▶ The input:
%%
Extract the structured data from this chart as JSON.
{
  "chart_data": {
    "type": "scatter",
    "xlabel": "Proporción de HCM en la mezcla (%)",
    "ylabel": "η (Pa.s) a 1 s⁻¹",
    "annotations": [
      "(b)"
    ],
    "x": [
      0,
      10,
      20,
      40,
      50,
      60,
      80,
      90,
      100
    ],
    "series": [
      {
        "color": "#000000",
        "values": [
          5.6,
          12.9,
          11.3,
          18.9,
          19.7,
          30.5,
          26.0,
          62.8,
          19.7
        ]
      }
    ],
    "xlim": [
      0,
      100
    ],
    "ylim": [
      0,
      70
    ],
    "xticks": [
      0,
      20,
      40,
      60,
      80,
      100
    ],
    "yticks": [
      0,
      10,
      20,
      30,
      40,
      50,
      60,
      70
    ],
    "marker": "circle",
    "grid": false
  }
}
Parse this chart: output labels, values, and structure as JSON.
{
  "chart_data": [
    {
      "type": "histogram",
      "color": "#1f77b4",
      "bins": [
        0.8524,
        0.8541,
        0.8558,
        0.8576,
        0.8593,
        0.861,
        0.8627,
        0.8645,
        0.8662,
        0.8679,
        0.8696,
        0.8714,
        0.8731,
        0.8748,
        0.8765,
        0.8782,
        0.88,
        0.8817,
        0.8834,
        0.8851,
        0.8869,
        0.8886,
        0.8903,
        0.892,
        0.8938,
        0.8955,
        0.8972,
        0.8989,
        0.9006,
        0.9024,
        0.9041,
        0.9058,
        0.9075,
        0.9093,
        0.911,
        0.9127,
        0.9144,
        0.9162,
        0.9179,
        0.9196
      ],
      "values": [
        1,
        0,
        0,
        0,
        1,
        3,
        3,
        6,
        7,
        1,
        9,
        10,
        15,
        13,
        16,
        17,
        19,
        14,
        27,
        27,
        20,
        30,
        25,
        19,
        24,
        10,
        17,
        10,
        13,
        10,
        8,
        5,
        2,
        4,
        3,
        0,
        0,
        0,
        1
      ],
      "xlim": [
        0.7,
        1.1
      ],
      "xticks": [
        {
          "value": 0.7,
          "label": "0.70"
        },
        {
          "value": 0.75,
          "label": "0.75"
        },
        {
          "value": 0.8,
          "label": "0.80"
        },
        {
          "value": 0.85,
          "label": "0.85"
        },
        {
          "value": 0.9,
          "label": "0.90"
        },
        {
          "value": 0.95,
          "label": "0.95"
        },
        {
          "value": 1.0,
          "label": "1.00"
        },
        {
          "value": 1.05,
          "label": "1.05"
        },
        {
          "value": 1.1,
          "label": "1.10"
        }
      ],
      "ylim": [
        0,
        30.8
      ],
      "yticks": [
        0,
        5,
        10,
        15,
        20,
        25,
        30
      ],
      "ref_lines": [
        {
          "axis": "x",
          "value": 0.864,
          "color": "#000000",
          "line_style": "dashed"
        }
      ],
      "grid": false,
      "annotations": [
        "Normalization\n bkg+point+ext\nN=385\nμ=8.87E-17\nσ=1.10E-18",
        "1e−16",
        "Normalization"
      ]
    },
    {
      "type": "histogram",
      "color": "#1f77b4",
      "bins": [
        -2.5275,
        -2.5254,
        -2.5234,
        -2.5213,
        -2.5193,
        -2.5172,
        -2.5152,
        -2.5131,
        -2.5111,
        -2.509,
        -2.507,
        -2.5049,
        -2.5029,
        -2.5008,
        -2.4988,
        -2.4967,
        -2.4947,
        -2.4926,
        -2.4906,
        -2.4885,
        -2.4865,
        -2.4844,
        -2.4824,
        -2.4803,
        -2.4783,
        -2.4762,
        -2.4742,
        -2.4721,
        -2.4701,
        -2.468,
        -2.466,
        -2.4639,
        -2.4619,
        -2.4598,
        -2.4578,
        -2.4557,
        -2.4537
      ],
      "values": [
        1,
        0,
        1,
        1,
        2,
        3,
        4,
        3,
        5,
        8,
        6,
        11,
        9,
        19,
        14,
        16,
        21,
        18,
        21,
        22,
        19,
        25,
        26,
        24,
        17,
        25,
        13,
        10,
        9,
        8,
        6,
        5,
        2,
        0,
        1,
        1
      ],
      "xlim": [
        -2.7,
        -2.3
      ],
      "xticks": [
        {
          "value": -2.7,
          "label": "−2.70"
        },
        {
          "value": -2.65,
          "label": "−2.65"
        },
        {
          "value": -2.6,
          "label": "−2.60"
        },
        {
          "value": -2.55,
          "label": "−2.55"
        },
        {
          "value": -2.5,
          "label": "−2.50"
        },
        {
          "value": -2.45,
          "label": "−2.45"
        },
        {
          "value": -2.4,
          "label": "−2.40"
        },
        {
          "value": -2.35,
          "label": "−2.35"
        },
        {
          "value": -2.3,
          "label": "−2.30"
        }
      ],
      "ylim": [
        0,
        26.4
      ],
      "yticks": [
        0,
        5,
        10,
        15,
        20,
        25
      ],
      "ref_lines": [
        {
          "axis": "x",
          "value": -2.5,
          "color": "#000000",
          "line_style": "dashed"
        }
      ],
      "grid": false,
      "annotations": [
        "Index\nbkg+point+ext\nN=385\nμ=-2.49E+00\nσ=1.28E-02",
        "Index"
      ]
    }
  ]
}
%%
▶ What is expected:
Transcribe all lines as written.

▶ Solution for this problem:
Extract the structured data from this chart as JSON.
{
  "chart_data": {
    "type": "scatter",
    "xlabel": "Proporción de HCM en la mezcla (%)",
    "ylabel": "η (Pa.s) a 1 s⁻¹",
    "annotations": [
      "(b)"
    ],
    "x": [
      0,
      10,
      20,
      40,
      50,
      60,
      80,
      90,
      100
    ],
    "series": [
      {
        "color": "#000000",
        "values": [
          5.6,
          12.9,
          11.3,
          18.9,
          19.7,
          30.5,
          26.0,
          62.8,
          19.7
        ]
      }
    ],
    "xlim": [
      0,
      100
    ],
    "ylim": [
      0,
      70
    ],
    "xticks": [
      0,
      20,
      40,
      60,
      80,
      100
    ],
    "yticks": [
      0,
      10,
      20,
      30,
      40,
      50,
      60,
      70
    ],
    "marker": "circle",
    "grid": false
  }
}
Parse this chart: output labels, values, and structure as JSON.
{
  "chart_data": [
    {
      "type": "histogram",
      "color": "#1f77b4",
      "bins": [
        0.8524,
        0.8541,
        0.8558,
        0.8576,
        0.8593,
        0.861,
        0.8627,
        0.8645,
        0.8662,
        0.8679,
        0.8696,
        0.8714,
        0.8731,
        0.8748,
        0.8765,
        0.8782,
        0.88,
        0.8817,
        0.8834,
        0.8851,
        0.8869,
        0.8886,
        0.8903,
        0.892,
        0.8938,
        0.8955,
        0.8972,
        0.8989,
        0.9006,
        0.9024,
        0.9041,
        0.9058,
        0.9075,
        0.9093,
        0.911,
        0.9127,
        0.9144,
        0.9162,
        0.9179,
        0.9196
      ],
      "values": [
        1,
        0,
        0,
        0,
        1,
        3,
        3,
        6,
        7,
        1,
        9,
        10,
        15,
        13,
        16,
        17,
        19,
        14,
        27,
        27,
        20,
        30,
        25,
        19,
        24,
        10,
        17,
        10,
        13,
        10,
        8,
        5,
        2,
        4,
        3,
        0,
        0,
        0,
        1
      ],
      "xlim": [
        0.7,
        1.1
      ],
      "xticks": [
        {
          "value": 0.7,
          "label": "0.70"
        },
        {
          "value": 0.75,
          "label": "0.75"
        },
        {
          "value": 0.8,
          "label": "0.80"
        },
        {
          "value": 0.85,
          "label": "0.85"
        },
        {
          "value": 0.9,
          "label": "0.90"
        },
        {
          "value": 0.95,
          "label": "0.95"
        },
        {
          "value": 1.0,
          "label": "1.00"
        },
        {
          "value": 1.05,
          "label": "1.05"
        },
        {
          "value": 1.1,
          "label": "1.10"
        }
      ],
      "ylim": [
        0,
        30.8
      ],
      "yticks": [
        0,
        5,
        10,
        15,
        20,
        25,
        30
      ],
      "ref_lines": [
        {
          "axis": "x",
          "value": 0.864,
          "color": "#000000",
          "line_style": "dashed"
        }
      ],
      "grid": false,
      "annotations": [
        "Normalization\n bkg+point+ext\nN=385\nμ=8.87E-17\nσ=1.10E-18",
        "1e−16",
        "Normalization"
      ]
    },
    {
      "type": "histogram",
      "color": "#1f77b4",
      "bins": [
        -2.5275,
        -2.5254,
        -2.5234,
        -2.5213,
        -2.5193,
        -2.5172,
        -2.5152,
        -2.5131,
        -2.5111,
        -2.509,
        -2.507,
        -2.5049,
        -2.5029,
        -2.5008,
        -2.4988,
        -2.4967,
        -2.4947,
        -2.4926,
        -2.4906,
        -2.4885,
        -2.4865,
        -2.4844,
        -2.4824,
        -2.4803,
        -2.4783,
        -2.4762,
        -2.4742,
        -2.4721,
        -2.4701,
        -2.468,
        -2.466,
        -2.4639,
        -2.4619,
        -2.4598,
        -2.4578,
        -2.4557,
        -2.4537
      ],
      "values": [
        1,
        0,
        1,
        1,
        2,
        3,
        4,
        3,
        5,
        8,
        6,
        11,
        9,
        19,
        14,
        16,
        21,
        18,
        21,
        22,
        19,
        25,
        26,
        24,
        17,
        25,
        13,
        10,
        9,
        8,
        6,
        5,
        2,
        0,
        1,
        1
      ],
      "xlim": [
        -2.7,
        -2.3
      ],
      "xticks": [
        {
          "value": -2.7,
          "label": "−2.70"
        },
        {
          "value": -2.65,
          "label": "−2.65"
        },
        {
          "value": -2.6,
          "label": "−2.60"
        },
        {
          "value": -2.55,
          "label": "−2.55"
        },
        {
          "value": -2.5,
          "label": "−2.50"
        },
        {
          "value": -2.45,
          "label": "−2.45"
        },
        {
          "value": -2.4,
          "label": "−2.40"
        },
        {
          "value": -2.35,
          "label": "−2.35"
        },
        {
          "value": -2.3,
          "label": "−2.30"
        }
      ],
      "ylim": [
        0,
        26.4
      ],
      "yticks": [
        0,
        5,
        10,
        15,
        20,
        25
      ],
      "ref_lines": [
        {
          "axis": "x",
          "value": -2.5,
          "color": "#000000",
          "line_style": "dashed"
        }
      ],
      "grid": false,
      "annotations": [
        "Index\nbkg+point+ext\nN=385\nμ=-2.49E+00\nσ=1.28E-02",
        "Index"
      ]
    }
  ]
}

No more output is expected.